= Beginning of Section =

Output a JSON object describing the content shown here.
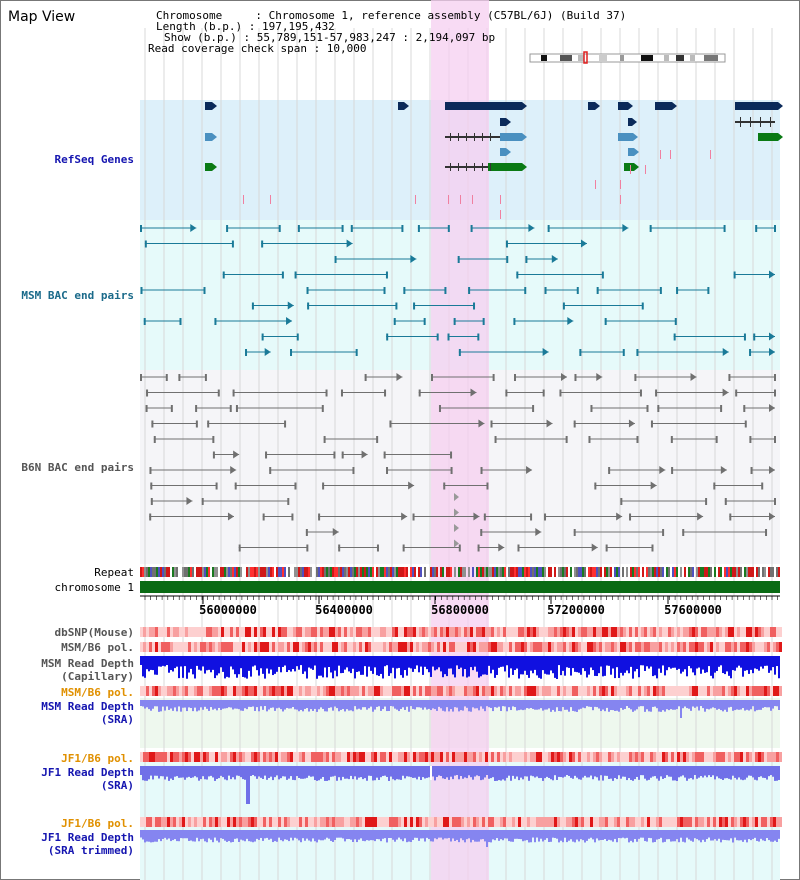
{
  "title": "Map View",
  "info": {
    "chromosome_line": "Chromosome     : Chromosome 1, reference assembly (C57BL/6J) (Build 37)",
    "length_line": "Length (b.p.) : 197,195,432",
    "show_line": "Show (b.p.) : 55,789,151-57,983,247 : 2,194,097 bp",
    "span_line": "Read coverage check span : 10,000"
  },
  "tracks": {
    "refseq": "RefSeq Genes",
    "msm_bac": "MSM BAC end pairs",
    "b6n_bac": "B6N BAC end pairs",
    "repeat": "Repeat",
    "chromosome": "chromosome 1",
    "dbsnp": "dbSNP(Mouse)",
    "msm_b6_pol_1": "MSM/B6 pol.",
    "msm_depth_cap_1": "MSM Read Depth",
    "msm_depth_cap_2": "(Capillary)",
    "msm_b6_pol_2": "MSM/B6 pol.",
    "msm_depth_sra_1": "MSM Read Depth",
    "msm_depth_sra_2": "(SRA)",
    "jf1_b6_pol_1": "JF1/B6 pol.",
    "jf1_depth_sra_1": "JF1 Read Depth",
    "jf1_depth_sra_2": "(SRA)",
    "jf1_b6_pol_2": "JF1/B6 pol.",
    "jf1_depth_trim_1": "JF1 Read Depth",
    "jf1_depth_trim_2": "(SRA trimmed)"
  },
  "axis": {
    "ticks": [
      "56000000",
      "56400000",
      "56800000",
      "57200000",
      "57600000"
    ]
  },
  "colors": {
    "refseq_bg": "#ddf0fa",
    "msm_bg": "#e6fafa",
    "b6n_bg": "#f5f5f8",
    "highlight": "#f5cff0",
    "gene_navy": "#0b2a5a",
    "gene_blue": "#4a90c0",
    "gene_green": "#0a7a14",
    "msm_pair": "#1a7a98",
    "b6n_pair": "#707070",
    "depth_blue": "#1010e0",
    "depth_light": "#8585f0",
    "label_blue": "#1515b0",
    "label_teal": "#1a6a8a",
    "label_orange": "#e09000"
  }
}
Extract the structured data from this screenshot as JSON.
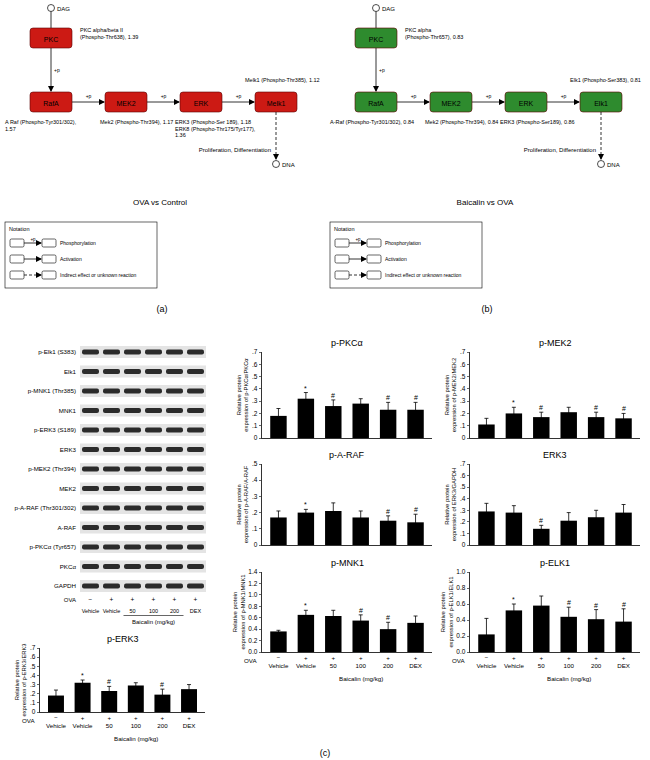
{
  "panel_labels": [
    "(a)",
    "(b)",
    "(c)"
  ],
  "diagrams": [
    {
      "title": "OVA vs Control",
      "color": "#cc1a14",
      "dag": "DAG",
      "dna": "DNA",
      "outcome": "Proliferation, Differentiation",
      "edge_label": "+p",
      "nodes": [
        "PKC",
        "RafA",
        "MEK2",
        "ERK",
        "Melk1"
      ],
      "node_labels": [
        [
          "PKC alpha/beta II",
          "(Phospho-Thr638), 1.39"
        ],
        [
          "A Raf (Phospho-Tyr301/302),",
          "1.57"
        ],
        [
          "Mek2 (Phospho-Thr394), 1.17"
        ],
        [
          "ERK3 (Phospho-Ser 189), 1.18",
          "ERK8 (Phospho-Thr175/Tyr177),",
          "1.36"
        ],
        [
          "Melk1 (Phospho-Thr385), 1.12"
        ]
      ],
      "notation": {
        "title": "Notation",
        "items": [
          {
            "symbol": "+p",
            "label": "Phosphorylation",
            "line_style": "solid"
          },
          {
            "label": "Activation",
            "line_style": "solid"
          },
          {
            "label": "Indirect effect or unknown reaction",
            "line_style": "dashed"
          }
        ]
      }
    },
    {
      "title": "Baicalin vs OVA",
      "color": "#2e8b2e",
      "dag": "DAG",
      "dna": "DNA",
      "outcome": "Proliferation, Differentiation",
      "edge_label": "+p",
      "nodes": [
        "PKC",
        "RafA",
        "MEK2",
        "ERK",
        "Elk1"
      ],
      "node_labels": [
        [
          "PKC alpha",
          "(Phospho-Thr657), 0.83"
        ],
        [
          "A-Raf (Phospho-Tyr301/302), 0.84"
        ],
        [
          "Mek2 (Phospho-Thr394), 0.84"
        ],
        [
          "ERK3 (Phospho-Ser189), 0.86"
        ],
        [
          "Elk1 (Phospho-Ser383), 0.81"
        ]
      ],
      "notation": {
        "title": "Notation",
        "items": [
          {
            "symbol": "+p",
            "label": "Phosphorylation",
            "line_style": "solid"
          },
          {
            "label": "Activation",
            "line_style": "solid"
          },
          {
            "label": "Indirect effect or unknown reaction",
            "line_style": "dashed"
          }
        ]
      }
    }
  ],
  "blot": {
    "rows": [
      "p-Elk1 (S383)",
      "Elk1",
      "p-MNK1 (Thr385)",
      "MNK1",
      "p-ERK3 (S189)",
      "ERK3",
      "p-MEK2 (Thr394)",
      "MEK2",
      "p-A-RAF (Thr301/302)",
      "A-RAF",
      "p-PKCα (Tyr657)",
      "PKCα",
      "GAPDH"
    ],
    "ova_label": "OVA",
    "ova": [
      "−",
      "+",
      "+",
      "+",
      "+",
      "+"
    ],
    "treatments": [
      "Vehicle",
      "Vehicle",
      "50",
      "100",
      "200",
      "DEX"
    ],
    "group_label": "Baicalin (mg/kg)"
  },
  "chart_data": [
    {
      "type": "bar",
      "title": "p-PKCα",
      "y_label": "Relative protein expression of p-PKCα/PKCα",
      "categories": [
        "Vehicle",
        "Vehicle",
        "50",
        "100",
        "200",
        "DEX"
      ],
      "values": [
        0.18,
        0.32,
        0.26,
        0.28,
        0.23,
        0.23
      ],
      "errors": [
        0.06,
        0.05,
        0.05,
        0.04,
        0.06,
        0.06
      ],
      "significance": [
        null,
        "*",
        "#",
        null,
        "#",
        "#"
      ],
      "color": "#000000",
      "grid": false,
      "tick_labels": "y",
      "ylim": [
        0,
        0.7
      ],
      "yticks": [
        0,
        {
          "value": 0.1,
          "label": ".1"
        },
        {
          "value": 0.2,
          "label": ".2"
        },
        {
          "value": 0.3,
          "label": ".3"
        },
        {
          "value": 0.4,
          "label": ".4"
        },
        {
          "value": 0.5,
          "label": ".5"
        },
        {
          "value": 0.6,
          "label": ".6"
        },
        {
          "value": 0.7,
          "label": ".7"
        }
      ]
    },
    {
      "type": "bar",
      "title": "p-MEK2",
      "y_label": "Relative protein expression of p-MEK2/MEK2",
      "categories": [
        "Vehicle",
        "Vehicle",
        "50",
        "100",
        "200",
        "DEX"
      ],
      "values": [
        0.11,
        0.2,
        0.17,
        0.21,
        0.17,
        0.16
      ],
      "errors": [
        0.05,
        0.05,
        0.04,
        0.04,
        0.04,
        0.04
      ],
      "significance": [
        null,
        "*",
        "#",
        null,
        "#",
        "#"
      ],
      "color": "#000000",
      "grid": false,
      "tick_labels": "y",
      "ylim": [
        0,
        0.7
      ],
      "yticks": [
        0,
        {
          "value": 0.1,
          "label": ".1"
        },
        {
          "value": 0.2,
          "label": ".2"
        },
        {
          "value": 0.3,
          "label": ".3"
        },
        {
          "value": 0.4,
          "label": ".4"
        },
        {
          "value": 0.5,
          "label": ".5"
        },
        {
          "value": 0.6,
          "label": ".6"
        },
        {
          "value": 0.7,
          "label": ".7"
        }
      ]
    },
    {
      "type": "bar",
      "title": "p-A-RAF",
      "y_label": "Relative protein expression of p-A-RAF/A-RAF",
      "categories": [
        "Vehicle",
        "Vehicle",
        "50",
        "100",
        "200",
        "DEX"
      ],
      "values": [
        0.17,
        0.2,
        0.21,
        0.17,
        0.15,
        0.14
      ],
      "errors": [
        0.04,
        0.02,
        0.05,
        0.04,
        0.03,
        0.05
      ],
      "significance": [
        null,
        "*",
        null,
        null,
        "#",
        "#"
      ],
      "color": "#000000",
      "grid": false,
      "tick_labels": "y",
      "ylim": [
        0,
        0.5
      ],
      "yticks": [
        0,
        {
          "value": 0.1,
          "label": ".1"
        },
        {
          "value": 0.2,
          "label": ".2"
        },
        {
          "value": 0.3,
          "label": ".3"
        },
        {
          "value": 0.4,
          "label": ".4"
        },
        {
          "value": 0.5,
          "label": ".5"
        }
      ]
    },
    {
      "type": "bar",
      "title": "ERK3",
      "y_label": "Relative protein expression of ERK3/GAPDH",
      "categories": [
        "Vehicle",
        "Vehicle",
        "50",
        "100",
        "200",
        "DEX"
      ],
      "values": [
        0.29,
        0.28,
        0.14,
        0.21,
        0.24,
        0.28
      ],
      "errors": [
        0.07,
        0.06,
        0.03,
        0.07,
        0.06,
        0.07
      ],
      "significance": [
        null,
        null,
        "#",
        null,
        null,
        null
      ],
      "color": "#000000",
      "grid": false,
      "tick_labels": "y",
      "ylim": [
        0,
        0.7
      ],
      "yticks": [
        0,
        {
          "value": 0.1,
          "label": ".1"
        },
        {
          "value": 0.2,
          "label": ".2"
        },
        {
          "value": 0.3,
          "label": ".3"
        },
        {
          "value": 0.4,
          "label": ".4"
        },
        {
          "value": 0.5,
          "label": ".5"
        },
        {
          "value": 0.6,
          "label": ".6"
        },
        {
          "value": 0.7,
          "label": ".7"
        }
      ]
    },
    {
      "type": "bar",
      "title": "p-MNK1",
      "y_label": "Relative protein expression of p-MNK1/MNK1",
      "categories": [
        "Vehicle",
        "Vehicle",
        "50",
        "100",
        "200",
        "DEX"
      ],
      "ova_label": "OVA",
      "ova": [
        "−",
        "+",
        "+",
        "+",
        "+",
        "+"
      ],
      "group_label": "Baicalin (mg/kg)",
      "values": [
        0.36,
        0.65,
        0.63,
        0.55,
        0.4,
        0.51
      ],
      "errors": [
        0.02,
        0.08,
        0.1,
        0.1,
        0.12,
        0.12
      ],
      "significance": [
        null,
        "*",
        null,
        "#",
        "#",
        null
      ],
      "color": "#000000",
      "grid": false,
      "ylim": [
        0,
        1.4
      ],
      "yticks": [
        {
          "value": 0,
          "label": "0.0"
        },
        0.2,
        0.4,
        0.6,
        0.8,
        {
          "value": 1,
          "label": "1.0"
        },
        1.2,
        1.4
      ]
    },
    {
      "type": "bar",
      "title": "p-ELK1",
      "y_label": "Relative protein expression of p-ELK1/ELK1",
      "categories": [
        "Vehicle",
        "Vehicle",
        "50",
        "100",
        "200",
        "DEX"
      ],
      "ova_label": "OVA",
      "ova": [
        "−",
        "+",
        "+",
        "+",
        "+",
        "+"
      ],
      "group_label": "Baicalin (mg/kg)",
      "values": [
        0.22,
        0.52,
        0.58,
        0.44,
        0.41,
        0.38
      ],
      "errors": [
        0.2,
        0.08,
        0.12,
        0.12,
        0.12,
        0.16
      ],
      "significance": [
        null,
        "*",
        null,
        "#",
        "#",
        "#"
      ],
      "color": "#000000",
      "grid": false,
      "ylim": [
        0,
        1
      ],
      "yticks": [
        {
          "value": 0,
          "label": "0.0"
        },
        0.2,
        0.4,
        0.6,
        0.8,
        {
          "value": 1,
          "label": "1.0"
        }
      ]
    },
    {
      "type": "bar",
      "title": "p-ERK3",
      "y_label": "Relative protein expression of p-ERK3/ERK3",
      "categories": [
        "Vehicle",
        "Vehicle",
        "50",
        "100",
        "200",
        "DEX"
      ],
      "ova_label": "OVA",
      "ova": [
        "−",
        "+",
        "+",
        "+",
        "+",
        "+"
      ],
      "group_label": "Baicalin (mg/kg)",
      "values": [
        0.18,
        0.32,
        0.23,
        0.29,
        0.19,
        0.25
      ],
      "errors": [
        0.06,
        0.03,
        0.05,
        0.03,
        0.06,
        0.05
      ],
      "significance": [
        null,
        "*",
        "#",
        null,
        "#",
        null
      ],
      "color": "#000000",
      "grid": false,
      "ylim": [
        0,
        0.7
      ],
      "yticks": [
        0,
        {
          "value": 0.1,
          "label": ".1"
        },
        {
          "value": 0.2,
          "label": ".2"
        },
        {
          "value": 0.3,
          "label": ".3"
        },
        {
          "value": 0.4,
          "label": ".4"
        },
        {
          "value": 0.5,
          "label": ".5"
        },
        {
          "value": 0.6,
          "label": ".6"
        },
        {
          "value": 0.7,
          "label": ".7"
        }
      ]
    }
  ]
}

= End of Section =

Wherever the string "title" appears in a line of the records, copy that line.

Solution below:
  "title": "Map View",
      "title": "OVA vs Control",
        "title": "Notation",
      "title": "Baicalin vs OVA",
        "title": "Notation",
      "title": "p-PKCα",
      "title": "p-MEK2",
      "title": "p-A-RAF",
      "title": "ERK3",
      "title": "p-MNK1",
      "title": "p-ELK1",
      "title": "p-ERK3",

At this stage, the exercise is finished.